Do this.
Extract the records below word for word, starting at the very first line and ending at the line that contains "point-atlas (215, 580, 227, 592)", with both of those lines included.

Stored data.
⟨

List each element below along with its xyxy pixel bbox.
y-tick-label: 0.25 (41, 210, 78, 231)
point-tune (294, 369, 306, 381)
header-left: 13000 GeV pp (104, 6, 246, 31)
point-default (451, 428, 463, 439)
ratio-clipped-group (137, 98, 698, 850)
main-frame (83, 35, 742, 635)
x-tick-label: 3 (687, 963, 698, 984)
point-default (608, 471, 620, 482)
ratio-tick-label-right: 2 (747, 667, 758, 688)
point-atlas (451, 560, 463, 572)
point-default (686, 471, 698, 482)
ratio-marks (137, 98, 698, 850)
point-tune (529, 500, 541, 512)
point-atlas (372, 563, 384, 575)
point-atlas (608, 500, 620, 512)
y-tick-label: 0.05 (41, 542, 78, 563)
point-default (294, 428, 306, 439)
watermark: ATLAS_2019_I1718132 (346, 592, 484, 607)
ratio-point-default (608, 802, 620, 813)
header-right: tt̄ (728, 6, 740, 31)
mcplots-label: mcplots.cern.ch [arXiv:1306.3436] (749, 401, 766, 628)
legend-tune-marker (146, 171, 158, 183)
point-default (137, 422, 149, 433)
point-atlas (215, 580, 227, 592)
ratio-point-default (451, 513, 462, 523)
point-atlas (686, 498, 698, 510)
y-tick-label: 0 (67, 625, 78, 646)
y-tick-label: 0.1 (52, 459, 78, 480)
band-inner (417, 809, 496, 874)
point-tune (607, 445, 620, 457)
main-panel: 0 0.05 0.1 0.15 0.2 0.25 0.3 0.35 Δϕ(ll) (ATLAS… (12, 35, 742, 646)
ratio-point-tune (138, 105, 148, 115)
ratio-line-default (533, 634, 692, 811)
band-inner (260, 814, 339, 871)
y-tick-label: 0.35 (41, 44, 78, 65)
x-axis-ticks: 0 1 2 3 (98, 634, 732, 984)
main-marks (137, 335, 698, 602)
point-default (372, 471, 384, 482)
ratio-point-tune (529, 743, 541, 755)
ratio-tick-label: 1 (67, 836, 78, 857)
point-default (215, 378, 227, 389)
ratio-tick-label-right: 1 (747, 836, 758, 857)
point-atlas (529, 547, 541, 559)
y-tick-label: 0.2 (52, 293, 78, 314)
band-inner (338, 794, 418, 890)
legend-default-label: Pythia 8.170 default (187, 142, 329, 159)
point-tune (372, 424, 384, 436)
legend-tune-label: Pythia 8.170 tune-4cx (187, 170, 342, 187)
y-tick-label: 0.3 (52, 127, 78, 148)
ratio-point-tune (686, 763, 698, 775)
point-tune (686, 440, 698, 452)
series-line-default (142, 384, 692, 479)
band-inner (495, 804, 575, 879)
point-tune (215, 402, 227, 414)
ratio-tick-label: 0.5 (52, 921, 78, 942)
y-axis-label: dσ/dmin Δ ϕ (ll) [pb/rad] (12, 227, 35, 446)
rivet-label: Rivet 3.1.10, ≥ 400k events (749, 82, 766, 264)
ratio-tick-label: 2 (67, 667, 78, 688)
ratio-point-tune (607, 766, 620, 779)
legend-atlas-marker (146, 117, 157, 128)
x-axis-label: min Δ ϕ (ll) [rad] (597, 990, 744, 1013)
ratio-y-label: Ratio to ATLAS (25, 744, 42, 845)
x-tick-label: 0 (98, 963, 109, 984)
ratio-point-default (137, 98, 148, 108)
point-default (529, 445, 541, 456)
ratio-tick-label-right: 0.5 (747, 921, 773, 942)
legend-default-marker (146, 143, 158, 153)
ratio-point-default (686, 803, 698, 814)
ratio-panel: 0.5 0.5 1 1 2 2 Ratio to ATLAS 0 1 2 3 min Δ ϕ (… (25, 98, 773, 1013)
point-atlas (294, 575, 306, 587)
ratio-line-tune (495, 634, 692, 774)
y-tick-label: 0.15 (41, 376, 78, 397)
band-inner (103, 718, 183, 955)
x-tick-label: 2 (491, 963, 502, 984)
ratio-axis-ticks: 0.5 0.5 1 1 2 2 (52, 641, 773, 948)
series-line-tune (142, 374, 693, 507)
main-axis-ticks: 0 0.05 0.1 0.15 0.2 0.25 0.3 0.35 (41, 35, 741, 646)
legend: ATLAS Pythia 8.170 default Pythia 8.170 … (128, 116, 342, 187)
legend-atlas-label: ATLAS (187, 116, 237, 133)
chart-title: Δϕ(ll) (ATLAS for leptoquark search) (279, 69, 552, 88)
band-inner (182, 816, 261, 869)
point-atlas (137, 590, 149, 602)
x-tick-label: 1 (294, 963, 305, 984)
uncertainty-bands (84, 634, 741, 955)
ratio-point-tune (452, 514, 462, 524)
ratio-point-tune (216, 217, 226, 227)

⟩

Response for this exercise.
List each element below along with its xyxy pixel bbox.
y-tick-label: 0.25 (41, 210, 78, 231)
point-tune (294, 369, 306, 381)
header-left: 13000 GeV pp (104, 6, 246, 31)
point-default (451, 428, 463, 439)
ratio-clipped-group (137, 98, 698, 850)
main-frame (83, 35, 742, 635)
x-tick-label: 3 (687, 963, 698, 984)
point-default (608, 471, 620, 482)
ratio-tick-label-right: 2 (747, 667, 758, 688)
point-atlas (451, 560, 463, 572)
point-default (686, 471, 698, 482)
ratio-marks (137, 98, 698, 850)
point-tune (529, 500, 541, 512)
point-atlas (372, 563, 384, 575)
point-atlas (608, 500, 620, 512)
y-tick-label: 0.05 (41, 542, 78, 563)
point-default (294, 428, 306, 439)
watermark: ATLAS_2019_I1718132 (346, 592, 484, 607)
ratio-point-default (608, 802, 620, 813)
header-right: tt̄ (728, 6, 740, 31)
mcplots-label: mcplots.cern.ch [arXiv:1306.3436] (749, 401, 766, 628)
legend-tune-marker (146, 171, 158, 183)
point-default (137, 422, 149, 433)
point-atlas (215, 580, 227, 592)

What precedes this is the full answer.